Epistimologi Kesetaraan
Gender dalam Perspektif Islam
Sebelum Islam datang, posisi perempuan berada pada
strata sosial yang tidak imbang dibandingkan dengan strata sosial laki-laki.
Selama berabad-abad kaum perempuan terus menerus berada di bawah dominasi kaum
laki-laki. Perempuan dijadikan boneka-boneka istana untuk memuaskan nafsu para
raja atau penguasa, bahkan perempuan juga dijadikan seperti barang yang dapat
diperjualbelikan. Dalam kehidupan rumah tangga, kedudukan perempuan sepenuhnya
berada pada kekuasaan suaminya. Perempuan tidak memiliki hak-hak yang
semestinya. Kondisi perempuan seperti ini hampir terjadi di semua bangsa
terkenal di dunia pada waktu itu, seperti bangsa Yunani, Romawi, Cina, India,
Persia, dan lain sebagainya (al-Barik, 1997: 5-8 dan N.M. Shaikh, 1991: 2-5).

:::

#### [TUGAS YANG DIMINTA]
Salin lagi bagian teks tentang kesetaraan gender, mulai dari "Selama berabad-abad kaum" dan terus sampai "Shaikh, 1991: 2-5).", lalu tukar "penguasa" dengan "pejabat".

#### [DATA YANG DISEDIAKAN]

:::

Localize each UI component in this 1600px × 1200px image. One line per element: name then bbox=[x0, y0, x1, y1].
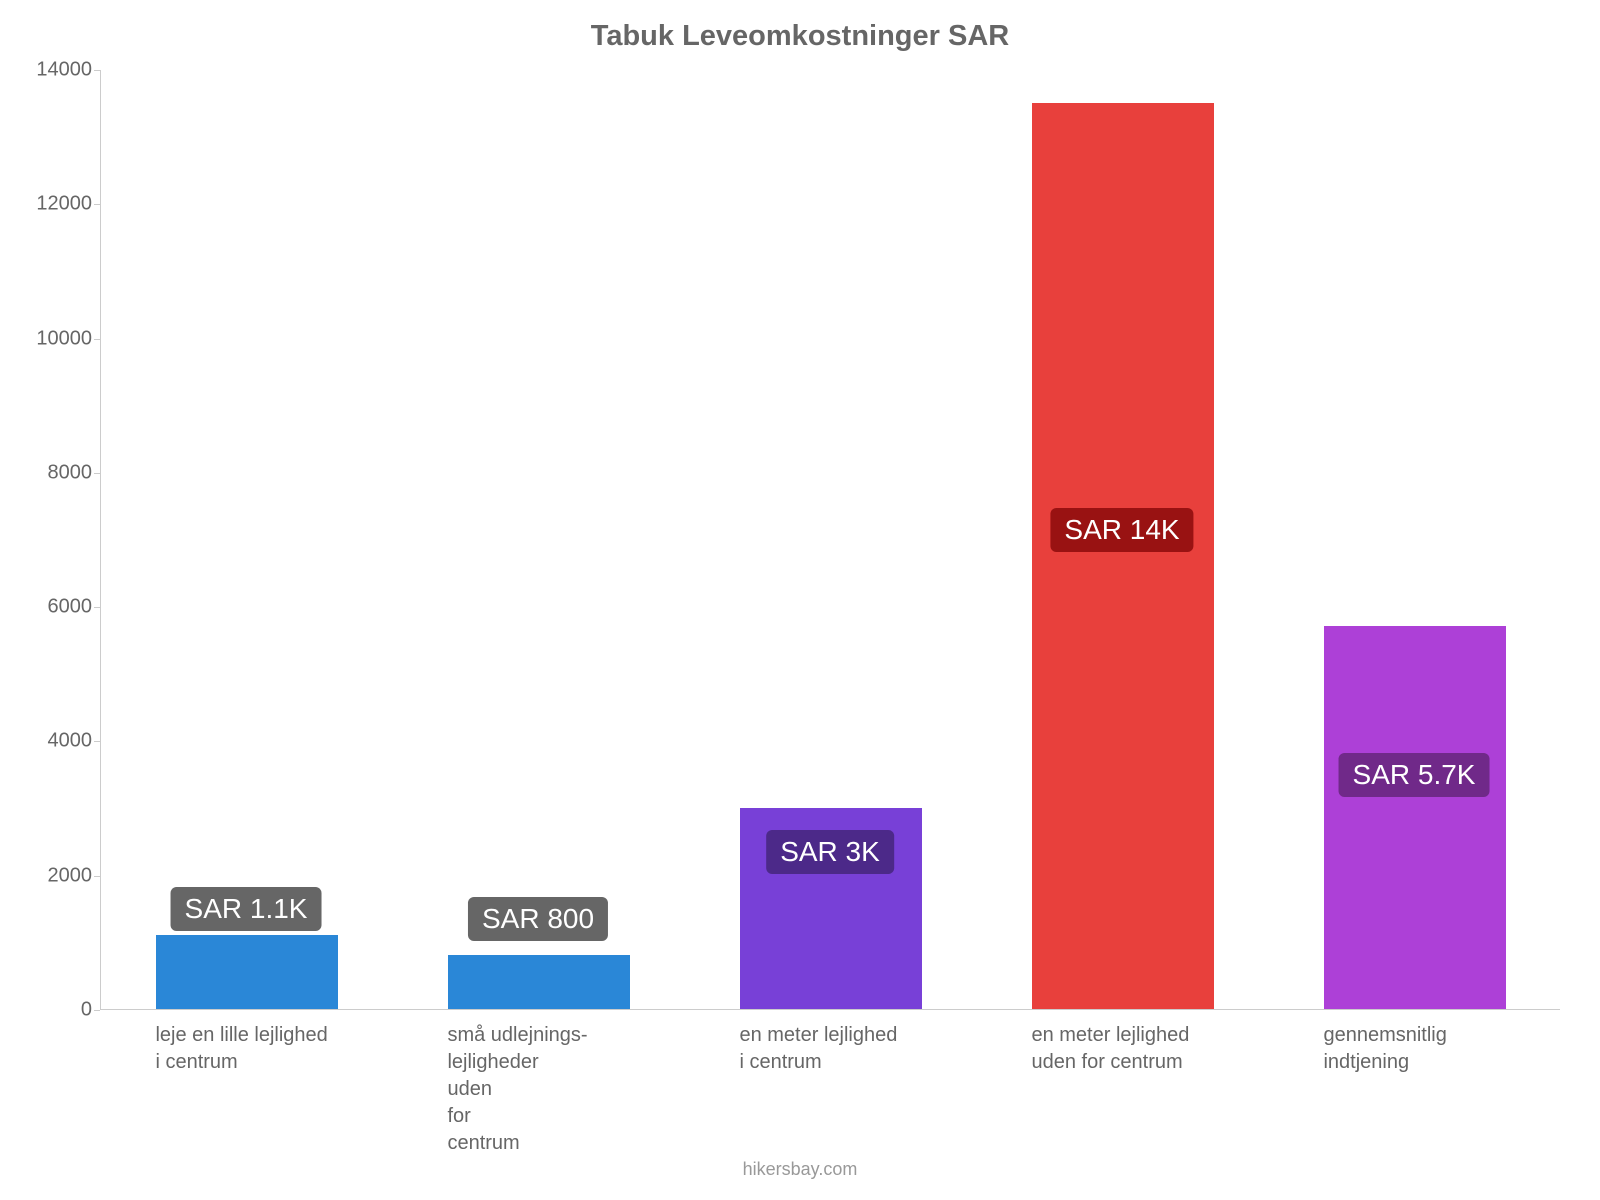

:::

#### [JAWABAN]
Selama berabad-abad kaum perempuan terus menerus berada di bawah dominasi kaum
laki-laki. Perempuan dijadikan boneka-boneka istana untuk memuaskan nafsu para
raja atau pejabat, bahkan perempuan juga dijadikan seperti barang yang dapat
diperjualbelikan. Dalam kehidupan rumah tangga, kedudukan perempuan sepenuhnya
berada pada kekuasaan suaminya. Perempuan tidak memiliki hak-hak yang
semestinya. Kondisi perempuan seperti ini hampir terjadi di semua bangsa
terkenal di dunia pada waktu itu, seperti bangsa Yunani, Romawi, Cina, India,
Persia, dan lain sebagainya (al-Barik, 1997: 5-8 dan N.M. Shaikh, 1991: 2-5).